MATERIAL PROVIDED =
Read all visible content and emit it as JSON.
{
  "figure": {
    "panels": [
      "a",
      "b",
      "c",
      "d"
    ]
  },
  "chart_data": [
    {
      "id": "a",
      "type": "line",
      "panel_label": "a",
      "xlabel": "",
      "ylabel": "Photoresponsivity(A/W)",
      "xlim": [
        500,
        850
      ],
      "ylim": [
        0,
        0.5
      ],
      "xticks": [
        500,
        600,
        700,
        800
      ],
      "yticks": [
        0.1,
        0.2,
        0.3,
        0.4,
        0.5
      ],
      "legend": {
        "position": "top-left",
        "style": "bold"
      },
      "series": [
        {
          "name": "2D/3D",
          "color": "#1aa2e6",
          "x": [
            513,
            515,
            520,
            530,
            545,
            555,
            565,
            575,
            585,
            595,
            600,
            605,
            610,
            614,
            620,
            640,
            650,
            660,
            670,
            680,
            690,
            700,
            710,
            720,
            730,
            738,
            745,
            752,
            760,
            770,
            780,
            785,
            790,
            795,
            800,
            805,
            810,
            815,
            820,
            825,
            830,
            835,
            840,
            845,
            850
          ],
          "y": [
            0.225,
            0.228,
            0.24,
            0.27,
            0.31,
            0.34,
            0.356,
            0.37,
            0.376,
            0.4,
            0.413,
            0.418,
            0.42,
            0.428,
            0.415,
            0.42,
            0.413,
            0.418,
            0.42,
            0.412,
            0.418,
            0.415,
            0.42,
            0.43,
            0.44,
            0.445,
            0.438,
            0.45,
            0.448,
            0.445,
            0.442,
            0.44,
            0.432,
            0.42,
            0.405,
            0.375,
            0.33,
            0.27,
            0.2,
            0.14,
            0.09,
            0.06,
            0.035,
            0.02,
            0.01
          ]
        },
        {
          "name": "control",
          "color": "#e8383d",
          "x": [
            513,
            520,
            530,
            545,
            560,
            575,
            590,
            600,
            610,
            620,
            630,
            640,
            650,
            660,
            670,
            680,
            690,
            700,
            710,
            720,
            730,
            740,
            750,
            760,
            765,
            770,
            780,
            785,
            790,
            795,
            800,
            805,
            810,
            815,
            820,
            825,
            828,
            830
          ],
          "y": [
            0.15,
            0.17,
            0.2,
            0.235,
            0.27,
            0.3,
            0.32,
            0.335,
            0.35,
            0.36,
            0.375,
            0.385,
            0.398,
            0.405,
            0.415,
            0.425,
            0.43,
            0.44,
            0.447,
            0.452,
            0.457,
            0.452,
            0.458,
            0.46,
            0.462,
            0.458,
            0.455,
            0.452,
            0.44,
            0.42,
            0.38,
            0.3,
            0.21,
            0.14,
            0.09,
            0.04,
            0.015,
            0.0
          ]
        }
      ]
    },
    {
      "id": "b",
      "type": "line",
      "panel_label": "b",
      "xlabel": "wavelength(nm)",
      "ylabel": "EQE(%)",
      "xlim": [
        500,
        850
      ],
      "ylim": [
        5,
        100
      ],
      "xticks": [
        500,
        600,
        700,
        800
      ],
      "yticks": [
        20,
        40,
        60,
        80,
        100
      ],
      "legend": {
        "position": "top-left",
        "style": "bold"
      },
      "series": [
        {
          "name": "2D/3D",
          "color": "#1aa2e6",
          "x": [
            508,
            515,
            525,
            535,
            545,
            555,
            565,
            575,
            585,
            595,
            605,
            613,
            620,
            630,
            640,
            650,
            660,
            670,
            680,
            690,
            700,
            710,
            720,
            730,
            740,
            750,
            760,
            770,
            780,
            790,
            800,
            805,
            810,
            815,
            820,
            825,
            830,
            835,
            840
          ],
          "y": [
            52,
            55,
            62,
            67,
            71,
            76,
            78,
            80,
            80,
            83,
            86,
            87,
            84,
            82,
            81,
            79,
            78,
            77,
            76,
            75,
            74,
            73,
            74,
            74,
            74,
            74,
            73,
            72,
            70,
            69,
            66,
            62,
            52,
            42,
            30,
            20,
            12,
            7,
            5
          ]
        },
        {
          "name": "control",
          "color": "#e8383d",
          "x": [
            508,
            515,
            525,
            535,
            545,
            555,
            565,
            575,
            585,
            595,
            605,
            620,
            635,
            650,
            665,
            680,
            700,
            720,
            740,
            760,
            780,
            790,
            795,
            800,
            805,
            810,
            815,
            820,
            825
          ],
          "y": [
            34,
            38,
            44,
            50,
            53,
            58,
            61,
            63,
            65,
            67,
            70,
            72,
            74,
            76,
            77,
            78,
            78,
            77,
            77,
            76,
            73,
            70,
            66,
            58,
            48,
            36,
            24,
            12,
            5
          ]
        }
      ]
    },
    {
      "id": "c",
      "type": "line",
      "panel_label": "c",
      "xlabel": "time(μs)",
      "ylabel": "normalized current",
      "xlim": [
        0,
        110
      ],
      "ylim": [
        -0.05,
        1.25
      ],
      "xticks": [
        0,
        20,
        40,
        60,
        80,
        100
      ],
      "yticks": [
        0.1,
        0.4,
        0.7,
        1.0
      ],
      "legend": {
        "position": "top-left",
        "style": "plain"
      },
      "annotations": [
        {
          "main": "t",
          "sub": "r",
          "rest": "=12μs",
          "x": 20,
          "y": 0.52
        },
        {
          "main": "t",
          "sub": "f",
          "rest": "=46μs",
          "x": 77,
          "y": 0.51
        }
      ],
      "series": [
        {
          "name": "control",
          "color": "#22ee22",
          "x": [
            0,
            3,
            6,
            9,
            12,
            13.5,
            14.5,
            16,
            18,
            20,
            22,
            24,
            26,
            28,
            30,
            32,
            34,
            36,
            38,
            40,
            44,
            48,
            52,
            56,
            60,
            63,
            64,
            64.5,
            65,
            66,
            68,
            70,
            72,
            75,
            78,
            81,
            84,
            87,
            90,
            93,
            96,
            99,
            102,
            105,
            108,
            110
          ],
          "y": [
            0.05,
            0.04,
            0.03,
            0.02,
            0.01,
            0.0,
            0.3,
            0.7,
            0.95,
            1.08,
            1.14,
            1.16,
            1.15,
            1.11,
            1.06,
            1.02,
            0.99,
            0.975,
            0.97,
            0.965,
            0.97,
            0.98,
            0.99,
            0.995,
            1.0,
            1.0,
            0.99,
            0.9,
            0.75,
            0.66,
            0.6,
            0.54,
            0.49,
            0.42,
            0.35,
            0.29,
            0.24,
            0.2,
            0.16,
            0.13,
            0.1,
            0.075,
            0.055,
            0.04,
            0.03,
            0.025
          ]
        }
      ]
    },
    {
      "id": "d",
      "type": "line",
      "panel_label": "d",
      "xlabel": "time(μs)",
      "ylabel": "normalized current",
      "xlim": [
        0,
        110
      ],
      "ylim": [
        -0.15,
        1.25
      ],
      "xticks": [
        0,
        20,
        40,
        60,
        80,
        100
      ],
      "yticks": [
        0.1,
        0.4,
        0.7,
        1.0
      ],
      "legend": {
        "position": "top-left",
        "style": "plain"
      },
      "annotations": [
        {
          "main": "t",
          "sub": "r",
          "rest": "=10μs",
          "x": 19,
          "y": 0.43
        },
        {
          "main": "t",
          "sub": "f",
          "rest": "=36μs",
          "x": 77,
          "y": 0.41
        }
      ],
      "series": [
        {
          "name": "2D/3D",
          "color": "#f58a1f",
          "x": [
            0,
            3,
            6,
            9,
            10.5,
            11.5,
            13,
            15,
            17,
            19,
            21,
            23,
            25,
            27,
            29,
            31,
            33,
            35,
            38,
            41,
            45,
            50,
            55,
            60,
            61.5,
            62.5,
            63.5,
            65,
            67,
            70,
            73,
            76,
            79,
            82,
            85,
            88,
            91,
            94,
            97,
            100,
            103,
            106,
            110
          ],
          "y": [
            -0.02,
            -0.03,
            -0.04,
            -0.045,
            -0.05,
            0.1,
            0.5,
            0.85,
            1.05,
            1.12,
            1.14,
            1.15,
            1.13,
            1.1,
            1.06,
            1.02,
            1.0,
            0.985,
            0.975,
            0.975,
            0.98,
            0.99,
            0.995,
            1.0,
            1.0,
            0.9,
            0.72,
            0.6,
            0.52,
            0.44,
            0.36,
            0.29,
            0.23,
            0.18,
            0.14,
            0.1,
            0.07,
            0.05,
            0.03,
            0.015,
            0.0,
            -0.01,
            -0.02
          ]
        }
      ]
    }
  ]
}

PROBLEM TO SOLVE = Identify every line above that includes the word "rest", and show those lines.

REPLY TO THE EXERCISE =
          "rest": "=12μs",
          "rest": "=46μs",
          "rest": "=10μs",
          "rest": "=36μs",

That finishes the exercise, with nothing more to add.